STATED GOAL
Within the records below, find each line that holds the string "Other", then copy it.

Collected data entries
++++++++++++++++++++

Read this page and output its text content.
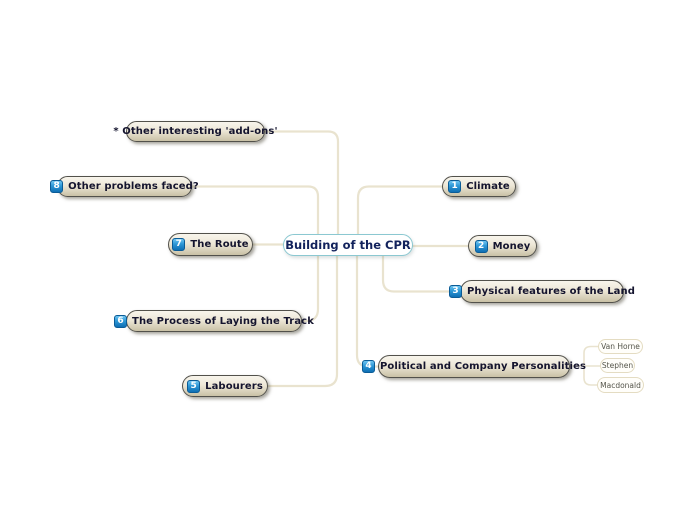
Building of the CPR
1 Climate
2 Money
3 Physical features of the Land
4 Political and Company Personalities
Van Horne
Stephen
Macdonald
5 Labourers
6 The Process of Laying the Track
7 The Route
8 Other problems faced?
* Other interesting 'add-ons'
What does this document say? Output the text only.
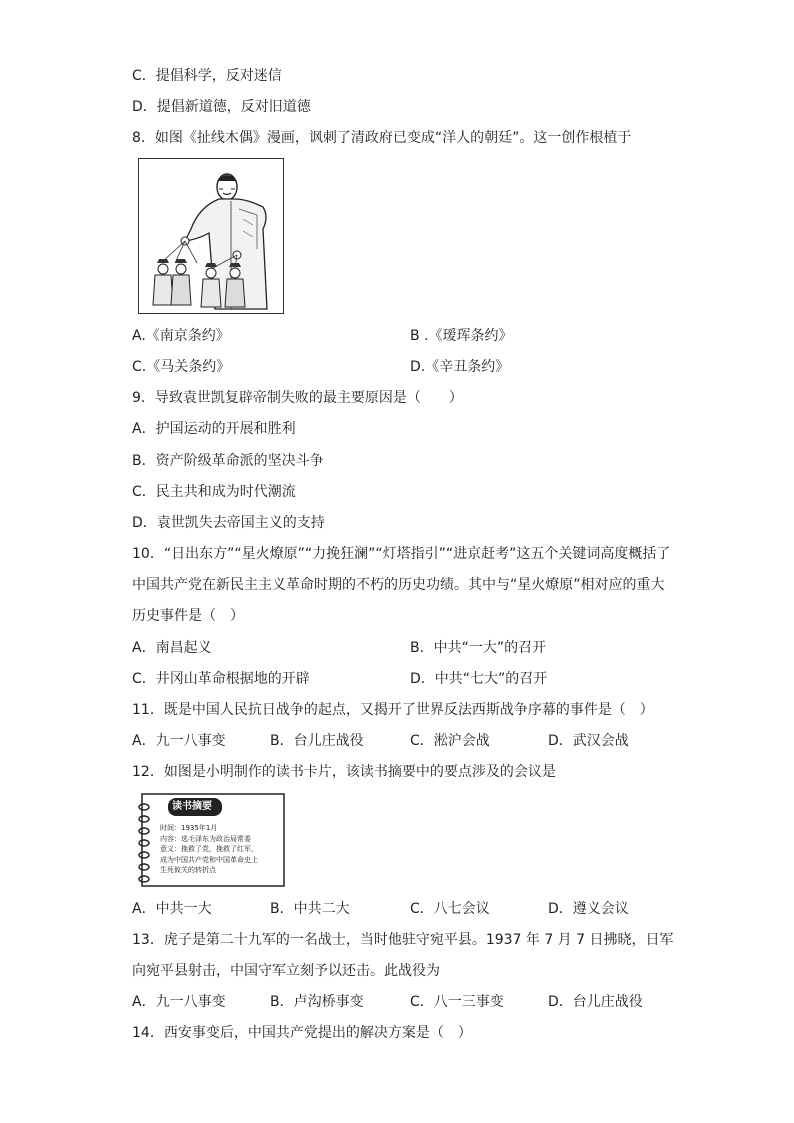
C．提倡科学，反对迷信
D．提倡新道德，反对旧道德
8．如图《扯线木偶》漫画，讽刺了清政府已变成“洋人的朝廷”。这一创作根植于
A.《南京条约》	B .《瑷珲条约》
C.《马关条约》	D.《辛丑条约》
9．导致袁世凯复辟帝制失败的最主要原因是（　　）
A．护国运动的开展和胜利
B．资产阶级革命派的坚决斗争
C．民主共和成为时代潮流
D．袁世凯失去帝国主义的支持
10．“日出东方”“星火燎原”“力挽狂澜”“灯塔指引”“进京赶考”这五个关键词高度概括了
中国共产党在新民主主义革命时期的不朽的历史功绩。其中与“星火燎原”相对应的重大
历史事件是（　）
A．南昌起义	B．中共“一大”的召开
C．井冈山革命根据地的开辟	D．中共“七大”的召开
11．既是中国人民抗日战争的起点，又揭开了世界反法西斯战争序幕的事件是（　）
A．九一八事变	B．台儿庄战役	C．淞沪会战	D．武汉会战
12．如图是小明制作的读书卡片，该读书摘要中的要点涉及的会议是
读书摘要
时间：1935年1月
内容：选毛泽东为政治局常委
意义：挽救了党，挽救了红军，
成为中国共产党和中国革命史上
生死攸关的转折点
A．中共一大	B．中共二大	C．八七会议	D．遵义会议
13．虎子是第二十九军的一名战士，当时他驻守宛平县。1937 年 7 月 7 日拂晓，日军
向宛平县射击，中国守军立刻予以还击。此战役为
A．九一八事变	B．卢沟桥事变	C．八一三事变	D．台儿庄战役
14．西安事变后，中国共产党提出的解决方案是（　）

++++++++++++++++++++

EXERCISE OUTPUT
8 Other problems faced?
* Other interesting 'add-ons'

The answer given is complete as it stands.